Objective
Quote all of the data exactly as given. Skip every picture it contains.

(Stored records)

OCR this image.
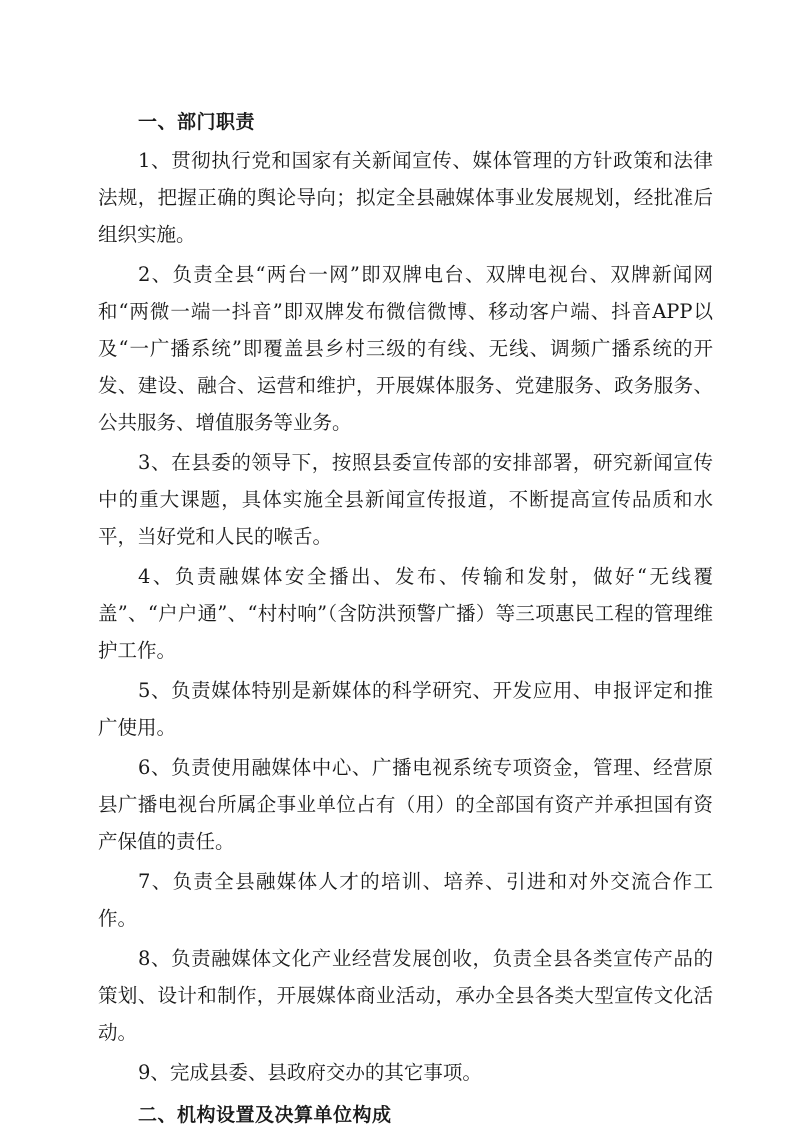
一、部门职责

1、贯彻执行党和国家有关新闻宣传、媒体管理的方针政策和法律法规，把握正确的舆论导向；拟定全县融媒体事业发展规划，经批准后组织实施。

2、负责全县“两台一网”即双牌电台、双牌电视台、双牌新闻网和“两微一端一抖音”即双牌发布微信微博、移动客户端、抖音APP以及“一广播系统”即覆盖县乡村三级的有线、无线、调频广播系统的开发、建设、融合、运营和维护，开展媒体服务、党建服务、政务服务、公共服务、增值服务等业务。

3、在县委的领导下，按照县委宣传部的安排部署，研究新闻宣传中的重大课题，具体实施全县新闻宣传报道，不断提高宣传品质和水平，当好党和人民的喉舌。

4、负责融媒体安全播出、发布、传输和发射，做好“无线覆盖”、“户户通”、“村村响”（含防洪预警广播）等三项惠民工程的管理维护工作。

5、负责媒体特别是新媒体的科学研究、开发应用、申报评定和推广使用。

6、负责使用融媒体中心、广播电视系统专项资金，管理、经营原县广播电视台所属企事业单位占有（用）的全部国有资产并承担国有资产保值的责任。

7、负责全县融媒体人才的培训、培养、引进和对外交流合作工作。

8、负责融媒体文化产业经营发展创收，负责全县各类宣传产品的策划、设计和制作，开展媒体商业活动，承办全县各类大型宣传文化活动。

9、完成县委、县政府交办的其它事项。

二、机构设置及决算单位构成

Task result
OCR this image.
一、部门职责

1、贯彻执行党和国家有关新闻宣传、媒体管理的方针政策和法律法规，把握正确的舆论导向；拟定全县融媒体事业发展规划，经批准后组织实施。

2、负责全县“两台一网”即双牌电台、双牌电视台、双牌新闻网和“两微一端一抖音”即双牌发布微信微博、移动客户端、抖音APP以及“一广播系统”即覆盖县乡村三级的有线、无线、调频广播系统的开发、建设、融合、运营和维护，开展媒体服务、党建服务、政务服务、公共服务、增值服务等业务。

3、在县委的领导下，按照县委宣传部的安排部署，研究新闻宣传中的重大课题，具体实施全县新闻宣传报道，不断提高宣传品质和水平，当好党和人民的喉舌。

4、负责融媒体安全播出、发布、传输和发射，做好“无线覆盖”、“户户通”、“村村响”（含防洪预警广播）等三项惠民工程的管理维护工作。

5、负责媒体特别是新媒体的科学研究、开发应用、申报评定和推广使用。

6、负责使用融媒体中心、广播电视系统专项资金，管理、经营原县广播电视台所属企事业单位占有（用）的全部国有资产并承担国有资产保值的责任。

7、负责全县融媒体人才的培训、培养、引进和对外交流合作工作。

8、负责融媒体文化产业经营发展创收，负责全县各类宣传产品的策划、设计和制作，开展媒体商业活动，承办全县各类大型宣传文化活动。

9、完成县委、县政府交办的其它事项。

二、机构设置及决算单位构成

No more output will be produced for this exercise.